Your objective — Below are the records; retype them exactly and omit each picture.

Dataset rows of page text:
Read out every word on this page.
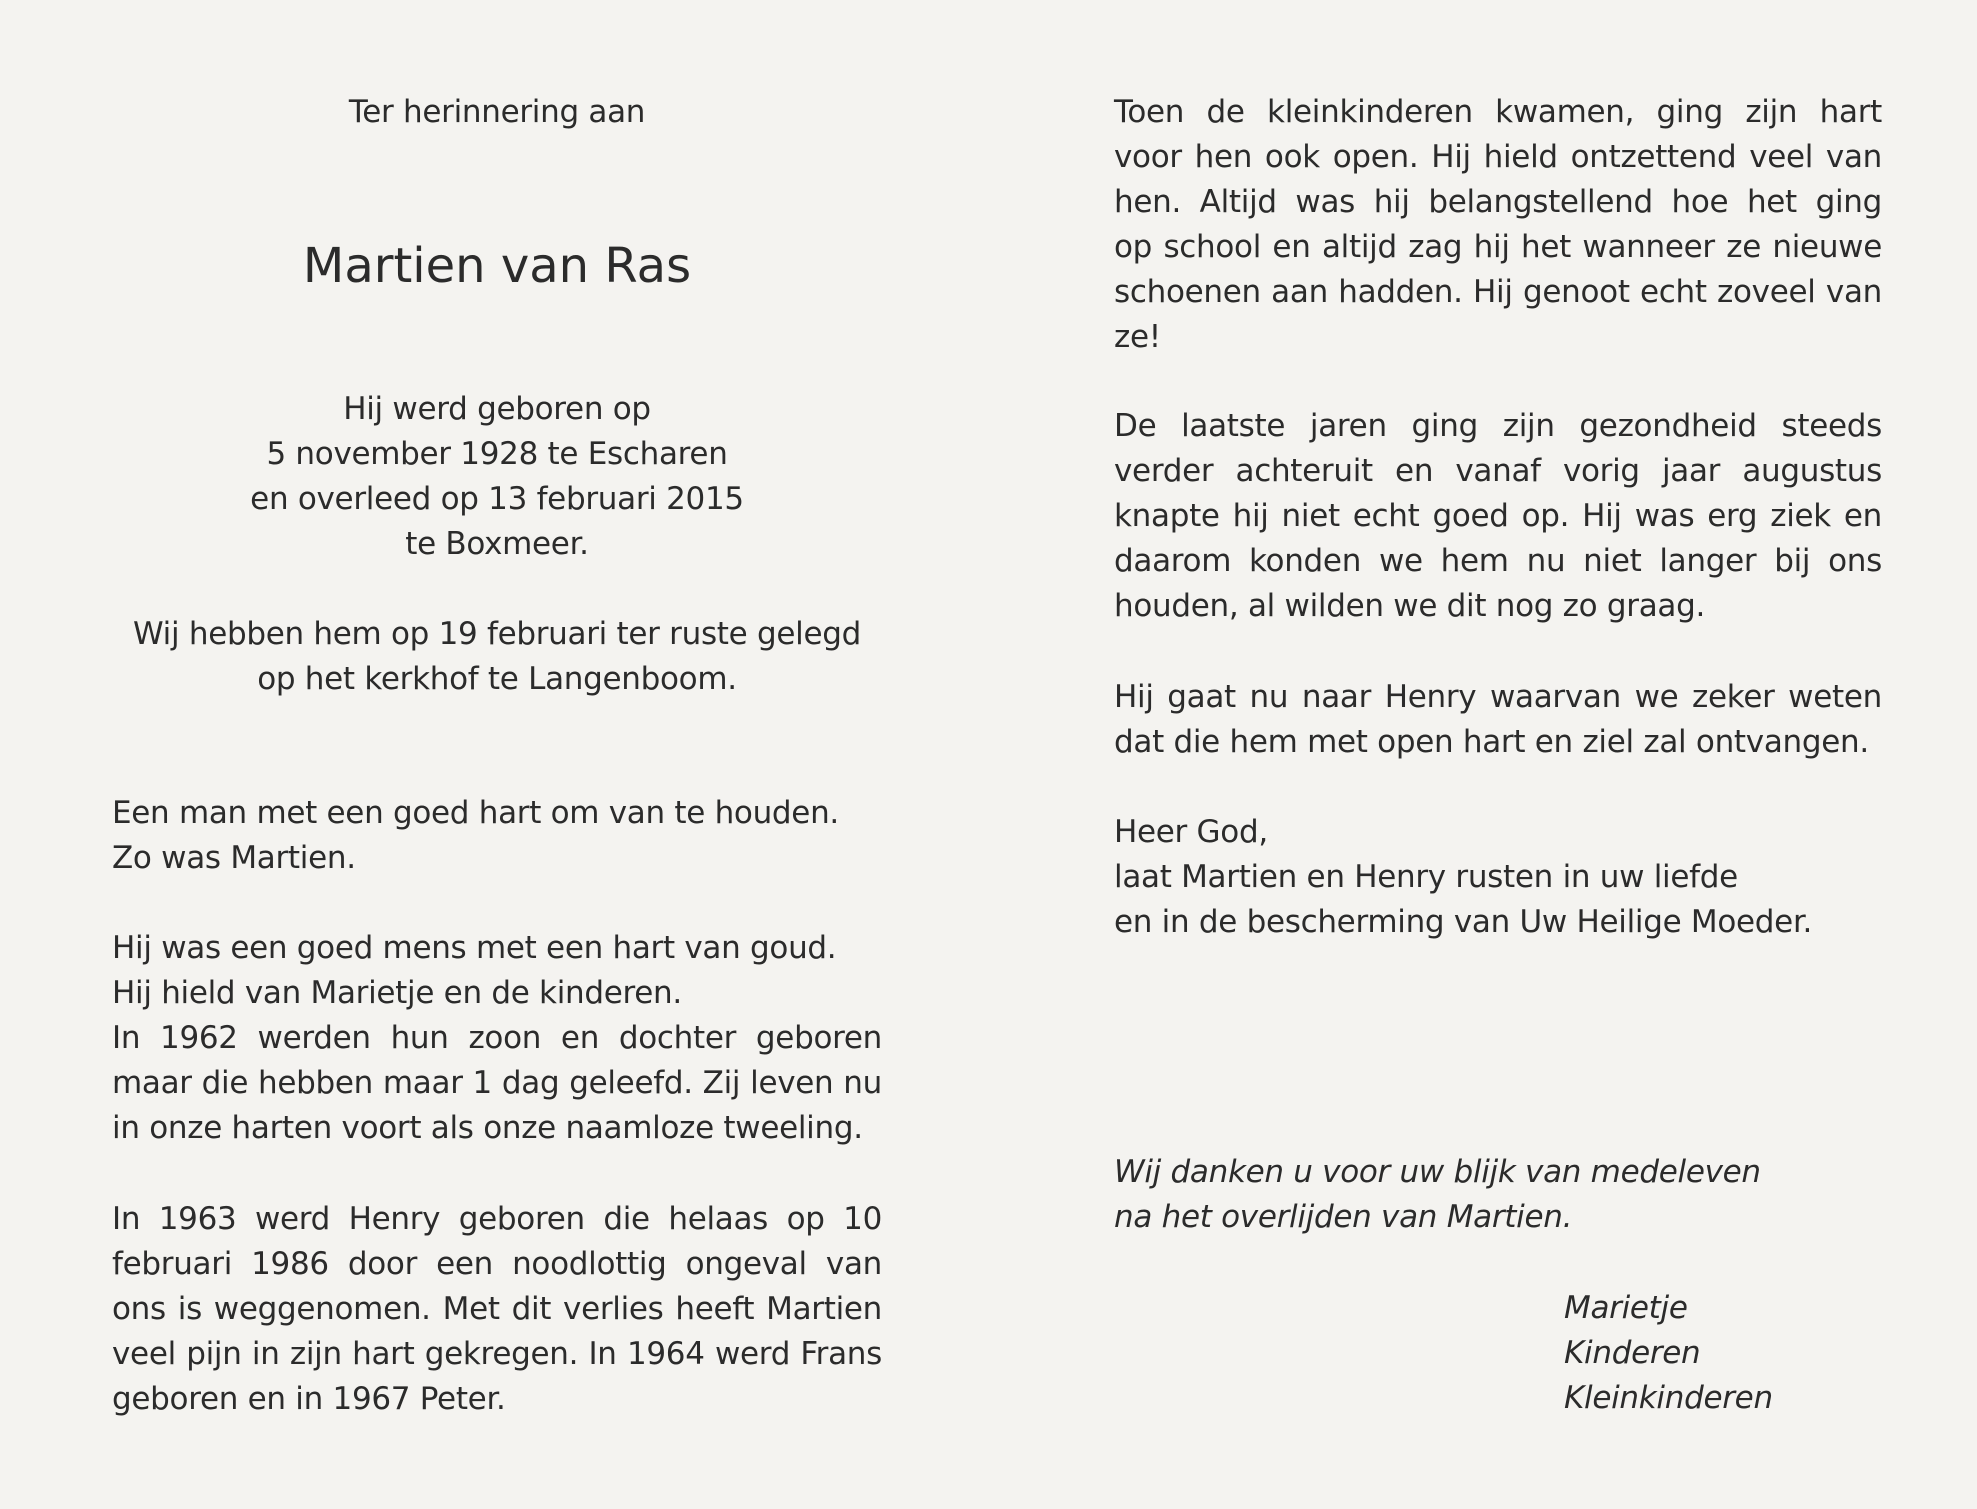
Ter herinnering aan
Martien van Ras
Hij werd geboren op
5 november 1928 te Escharen
en overleed op 13 februari 2015
te Boxmeer.
Wij hebben hem op 19 februari ter ruste gelegd
op het kerkhof te Langenboom.
Een man met een goed hart om van te houden.
Zo was Martien.
Hij was een goed mens met een hart van goud.
Hij hield van Marietje en de kinderen.
In 1962 werden hun zoon en dochter geboren
maar die hebben maar 1 dag geleefd. Zij leven nu
in onze harten voort als onze naamloze tweeling.
In 1963 werd Henry geboren die helaas op 10
februari 1986 door een noodlottig ongeval van
ons is weggenomen. Met dit verlies heeft Martien
veel pijn in zijn hart gekregen. In 1964 werd Frans
geboren en in 1967 Peter.
Toen de kleinkinderen kwamen, ging zijn hart
voor hen ook open. Hij hield ontzettend veel van
hen. Altijd was hij belangstellend hoe het ging
op school en altijd zag hij het wanneer ze nieuwe
schoenen aan hadden. Hij genoot echt zoveel van
ze!
De laatste jaren ging zijn gezondheid steeds
verder achteruit en vanaf vorig jaar augustus
knapte hij niet echt goed op. Hij was erg ziek en
daarom konden we hem nu niet langer bij ons
houden, al wilden we dit nog zo graag.
Hij gaat nu naar Henry waarvan we zeker weten
dat die hem met open hart en ziel zal ontvangen.
Heer God,
laat Martien en Henry rusten in uw liefde
en in de bescherming van Uw Heilige Moeder.
Wij danken u voor uw blijk van medeleven
na het overlijden van Martien.
Marietje
Kinderen
Kleinkinderen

Result —
Read out every word on this page.
Ter herinnering aan
Martien van Ras
Hij werd geboren op
5 november 1928 te Escharen
en overleed op 13 februari 2015
te Boxmeer.
Wij hebben hem op 19 februari ter ruste gelegd
op het kerkhof te Langenboom.
Een man met een goed hart om van te houden.
Zo was Martien.
Hij was een goed mens met een hart van goud.
Hij hield van Marietje en de kinderen.
In 1962 werden hun zoon en dochter geboren
maar die hebben maar 1 dag geleefd. Zij leven nu
in onze harten voort als onze naamloze tweeling.
In 1963 werd Henry geboren die helaas op 10
februari 1986 door een noodlottig ongeval van
ons is weggenomen. Met dit verlies heeft Martien
veel pijn in zijn hart gekregen. In 1964 werd Frans
geboren en in 1967 Peter.
Toen de kleinkinderen kwamen, ging zijn hart
voor hen ook open. Hij hield ontzettend veel van
hen. Altijd was hij belangstellend hoe het ging
op school en altijd zag hij het wanneer ze nieuwe
schoenen aan hadden. Hij genoot echt zoveel van
ze!
De laatste jaren ging zijn gezondheid steeds
verder achteruit en vanaf vorig jaar augustus
knapte hij niet echt goed op. Hij was erg ziek en
daarom konden we hem nu niet langer bij ons
houden, al wilden we dit nog zo graag.
Hij gaat nu naar Henry waarvan we zeker weten
dat die hem met open hart en ziel zal ontvangen.
Heer God,
laat Martien en Henry rusten in uw liefde
en in de bescherming van Uw Heilige Moeder.
Wij danken u voor uw blijk van medeleven
na het overlijden van Martien.
Marietje
Kinderen
Kleinkinderen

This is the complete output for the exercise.